(Data excerpts)

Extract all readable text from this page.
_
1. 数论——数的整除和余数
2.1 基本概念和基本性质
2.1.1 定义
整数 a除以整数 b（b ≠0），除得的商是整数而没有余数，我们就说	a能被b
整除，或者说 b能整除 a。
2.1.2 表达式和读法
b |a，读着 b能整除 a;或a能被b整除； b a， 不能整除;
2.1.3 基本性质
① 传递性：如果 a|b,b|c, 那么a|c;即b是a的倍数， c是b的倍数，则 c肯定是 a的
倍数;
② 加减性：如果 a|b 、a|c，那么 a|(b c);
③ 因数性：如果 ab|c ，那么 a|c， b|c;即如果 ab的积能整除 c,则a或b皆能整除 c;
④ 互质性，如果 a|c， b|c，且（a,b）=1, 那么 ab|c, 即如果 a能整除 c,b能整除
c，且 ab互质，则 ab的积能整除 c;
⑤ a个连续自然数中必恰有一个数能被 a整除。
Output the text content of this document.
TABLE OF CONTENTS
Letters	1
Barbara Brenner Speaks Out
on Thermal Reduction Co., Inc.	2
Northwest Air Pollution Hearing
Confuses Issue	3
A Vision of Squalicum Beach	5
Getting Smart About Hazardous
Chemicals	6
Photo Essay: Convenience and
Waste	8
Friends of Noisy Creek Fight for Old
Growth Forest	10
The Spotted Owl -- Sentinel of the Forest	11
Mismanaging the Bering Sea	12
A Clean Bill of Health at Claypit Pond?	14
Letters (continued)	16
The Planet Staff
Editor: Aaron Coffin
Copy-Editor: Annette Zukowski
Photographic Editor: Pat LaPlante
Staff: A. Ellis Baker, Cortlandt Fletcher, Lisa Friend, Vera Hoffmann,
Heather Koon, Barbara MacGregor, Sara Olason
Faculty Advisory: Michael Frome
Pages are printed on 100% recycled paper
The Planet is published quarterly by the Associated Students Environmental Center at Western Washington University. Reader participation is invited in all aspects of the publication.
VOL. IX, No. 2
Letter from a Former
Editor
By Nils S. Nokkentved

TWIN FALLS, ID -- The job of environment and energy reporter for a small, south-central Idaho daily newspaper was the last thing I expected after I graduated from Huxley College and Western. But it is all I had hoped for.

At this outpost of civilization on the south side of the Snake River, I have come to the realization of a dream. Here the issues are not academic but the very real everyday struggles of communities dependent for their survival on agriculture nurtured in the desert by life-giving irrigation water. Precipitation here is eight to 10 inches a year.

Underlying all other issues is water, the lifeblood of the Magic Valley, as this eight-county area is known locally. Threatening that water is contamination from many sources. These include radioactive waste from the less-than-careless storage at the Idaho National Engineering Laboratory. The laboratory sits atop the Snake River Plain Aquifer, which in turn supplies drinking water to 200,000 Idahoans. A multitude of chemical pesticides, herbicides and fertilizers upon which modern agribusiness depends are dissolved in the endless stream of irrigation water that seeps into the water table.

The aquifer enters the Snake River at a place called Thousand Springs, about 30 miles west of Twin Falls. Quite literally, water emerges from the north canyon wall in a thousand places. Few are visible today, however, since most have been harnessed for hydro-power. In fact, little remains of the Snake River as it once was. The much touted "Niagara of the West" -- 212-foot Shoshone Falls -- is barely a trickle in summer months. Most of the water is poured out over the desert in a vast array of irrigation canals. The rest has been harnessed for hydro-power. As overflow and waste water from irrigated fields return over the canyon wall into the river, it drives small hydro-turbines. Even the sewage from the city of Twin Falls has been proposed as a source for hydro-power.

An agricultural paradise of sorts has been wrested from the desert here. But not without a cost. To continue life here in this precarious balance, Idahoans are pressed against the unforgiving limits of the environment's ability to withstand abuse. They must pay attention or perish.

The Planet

◆ Short task
Copy all the entries verbatim.

◆ Finished exercise
Extract all readable text from this page.
_
1. 数论——数的整除和余数
2.1 基本概念和基本性质
2.1.1 定义
整数 a除以整数 b（b ≠0），除得的商是整数而没有余数，我们就说	a能被b
整除，或者说 b能整除 a。
2.1.2 表达式和读法
b |a，读着 b能整除 a;或a能被b整除； b a， 不能整除;
2.1.3 基本性质
① 传递性：如果 a|b,b|c, 那么a|c;即b是a的倍数， c是b的倍数，则 c肯定是 a的
倍数;
② 加减性：如果 a|b 、a|c，那么 a|(b c);
③ 因数性：如果 ab|c ，那么 a|c， b|c;即如果 ab的积能整除 c,则a或b皆能整除 c;
④ 互质性，如果 a|c， b|c，且（a,b）=1, 那么 ab|c, 即如果 a能整除 c,b能整除
c，且 ab互质，则 ab的积能整除 c;
⑤ a个连续自然数中必恰有一个数能被 a整除。
Output the text content of this document.
TABLE OF CONTENTS
Letters	1
Barbara Brenner Speaks Out
on Thermal Reduction Co., Inc.	2
Northwest Air Pollution Hearing
Confuses Issue	3
A Vision of Squalicum Beach	5
Getting Smart About Hazardous
Chemicals	6
Photo Essay: Convenience and
Waste	8
Friends of Noisy Creek Fight for Old
Growth Forest	10
The Spotted Owl -- Sentinel of the Forest	11
Mismanaging the Bering Sea	12
A Clean Bill of Health at Claypit Pond?	14
Letters (continued)	16
The Planet Staff
Editor: Aaron Coffin
Copy-Editor: Annette Zukowski
Photographic Editor: Pat LaPlante
Staff: A. Ellis Baker, Cortlandt Fletcher, Lisa Friend, Vera Hoffmann,
Heather Koon, Barbara MacGregor, Sara Olason
Faculty Advisory: Michael Frome
Pages are printed on 100% recycled paper
The Planet is published quarterly by the Associated Students Environmental Center at Western Washington University. Reader participation is invited in all aspects of the publication.
VOL. IX, No. 2
Letter from a Former
Editor
By Nils S. Nokkentved

TWIN FALLS, ID -- The job of environment and energy reporter for a small, south-central Idaho daily newspaper was the last thing I expected after I graduated from Huxley College and Western. But it is all I had hoped for.

At this outpost of civilization on the south side of the Snake River, I have come to the realization of a dream. Here the issues are not academic but the very real everyday struggles of communities dependent for their survival on agriculture nurtured in the desert by life-giving irrigation water. Precipitation here is eight to 10 inches a year.

Underlying all other issues is water, the lifeblood of the Magic Valley, as this eight-county area is known locally. Threatening that water is contamination from many sources. These include radioactive waste from the less-than-careless storage at the Idaho National Engineering Laboratory. The laboratory sits atop the Snake River Plain Aquifer, which in turn supplies drinking water to 200,000 Idahoans. A multitude of chemical pesticides, herbicides and fertilizers upon which modern agribusiness depends are dissolved in the endless stream of irrigation water that seeps into the water table.

The aquifer enters the Snake River at a place called Thousand Springs, about 30 miles west of Twin Falls. Quite literally, water emerges from the north canyon wall in a thousand places. Few are visible today, however, since most have been harnessed for hydro-power. In fact, little remains of the Snake River as it once was. The much touted "Niagara of the West" -- 212-foot Shoshone Falls -- is barely a trickle in summer months. Most of the water is poured out over the desert in a vast array of irrigation canals. The rest has been harnessed for hydro-power. As overflow and waste water from irrigated fields return over the canyon wall into the river, it drives small hydro-turbines. Even the sewage from the city of Twin Falls has been proposed as a source for hydro-power.

An agricultural paradise of sorts has been wrested from the desert here. But not without a cost. To continue life here in this precarious balance, Idahoans are pressed against the unforgiving limits of the environment's ability to withstand abuse. They must pay attention or perish.

The Planet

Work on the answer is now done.